═════ Data extract ═════
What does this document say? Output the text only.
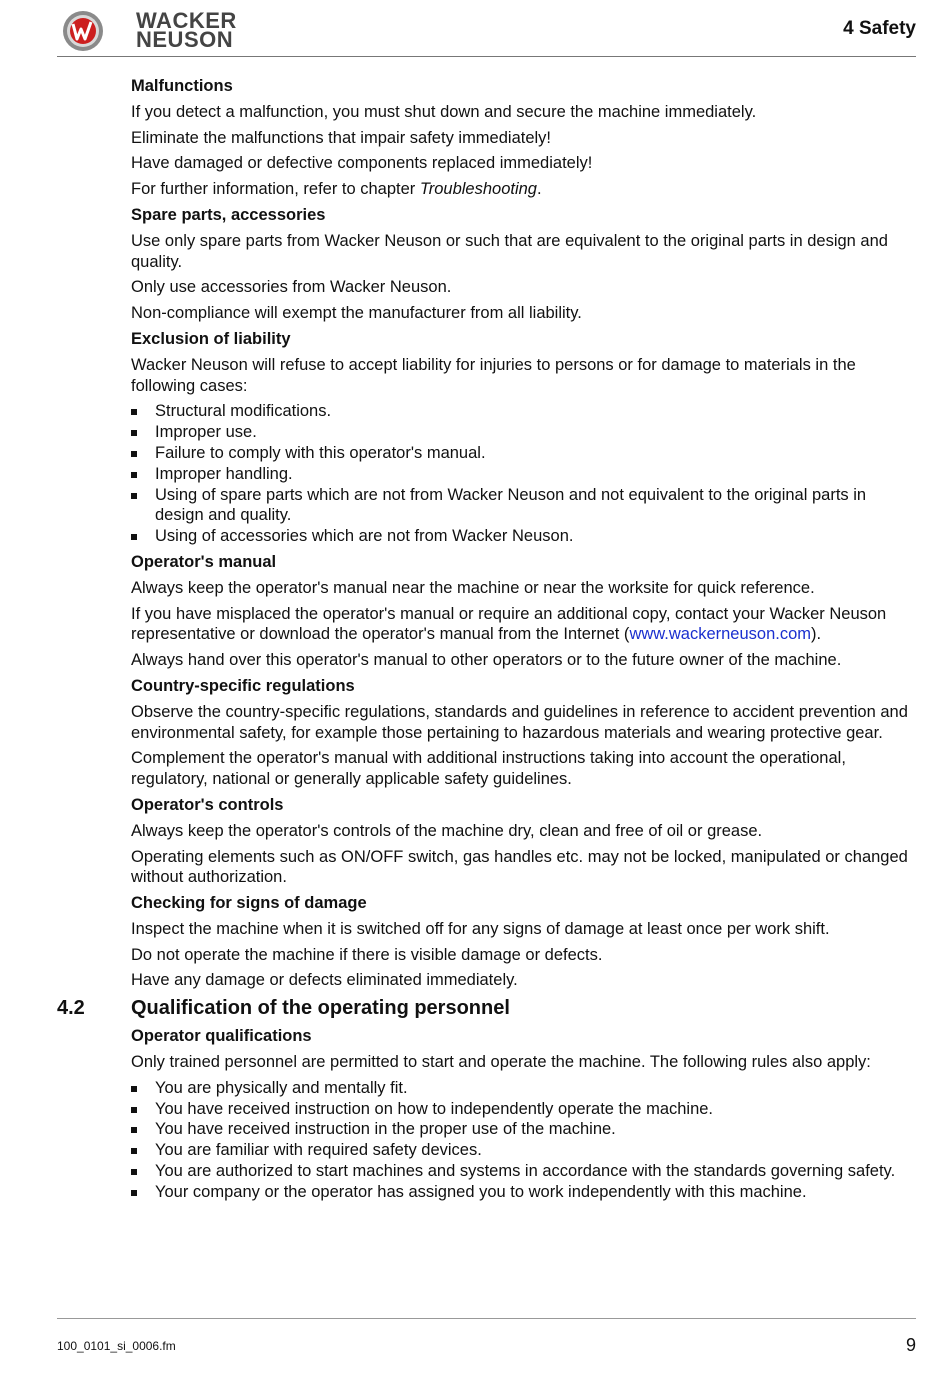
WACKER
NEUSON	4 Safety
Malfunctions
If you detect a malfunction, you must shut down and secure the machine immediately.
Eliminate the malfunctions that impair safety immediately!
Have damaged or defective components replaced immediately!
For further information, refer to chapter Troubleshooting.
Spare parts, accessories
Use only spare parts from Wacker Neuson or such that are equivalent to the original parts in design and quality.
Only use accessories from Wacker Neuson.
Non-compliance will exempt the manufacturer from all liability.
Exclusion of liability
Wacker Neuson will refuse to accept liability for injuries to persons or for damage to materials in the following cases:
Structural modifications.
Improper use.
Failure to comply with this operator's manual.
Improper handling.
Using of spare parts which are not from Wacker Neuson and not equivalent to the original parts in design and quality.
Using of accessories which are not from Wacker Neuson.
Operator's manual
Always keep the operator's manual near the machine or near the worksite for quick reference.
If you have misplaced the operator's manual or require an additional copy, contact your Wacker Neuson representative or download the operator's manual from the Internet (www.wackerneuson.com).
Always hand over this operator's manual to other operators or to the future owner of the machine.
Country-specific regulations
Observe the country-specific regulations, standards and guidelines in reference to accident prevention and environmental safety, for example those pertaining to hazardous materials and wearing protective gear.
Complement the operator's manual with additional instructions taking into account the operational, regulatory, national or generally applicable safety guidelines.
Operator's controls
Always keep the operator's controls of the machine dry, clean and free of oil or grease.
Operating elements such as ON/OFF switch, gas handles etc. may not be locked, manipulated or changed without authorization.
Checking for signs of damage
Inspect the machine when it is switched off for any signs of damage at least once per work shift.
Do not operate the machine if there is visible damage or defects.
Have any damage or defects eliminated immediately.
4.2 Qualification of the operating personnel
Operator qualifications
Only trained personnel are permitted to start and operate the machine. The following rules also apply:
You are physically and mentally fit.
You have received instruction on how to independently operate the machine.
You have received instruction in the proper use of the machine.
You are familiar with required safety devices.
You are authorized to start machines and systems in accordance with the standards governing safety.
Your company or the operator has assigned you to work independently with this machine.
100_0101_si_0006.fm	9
═════
**Requirements**
Check every line in the material above for the string "Using", then give only the number of lines that have it.

**Output below**
2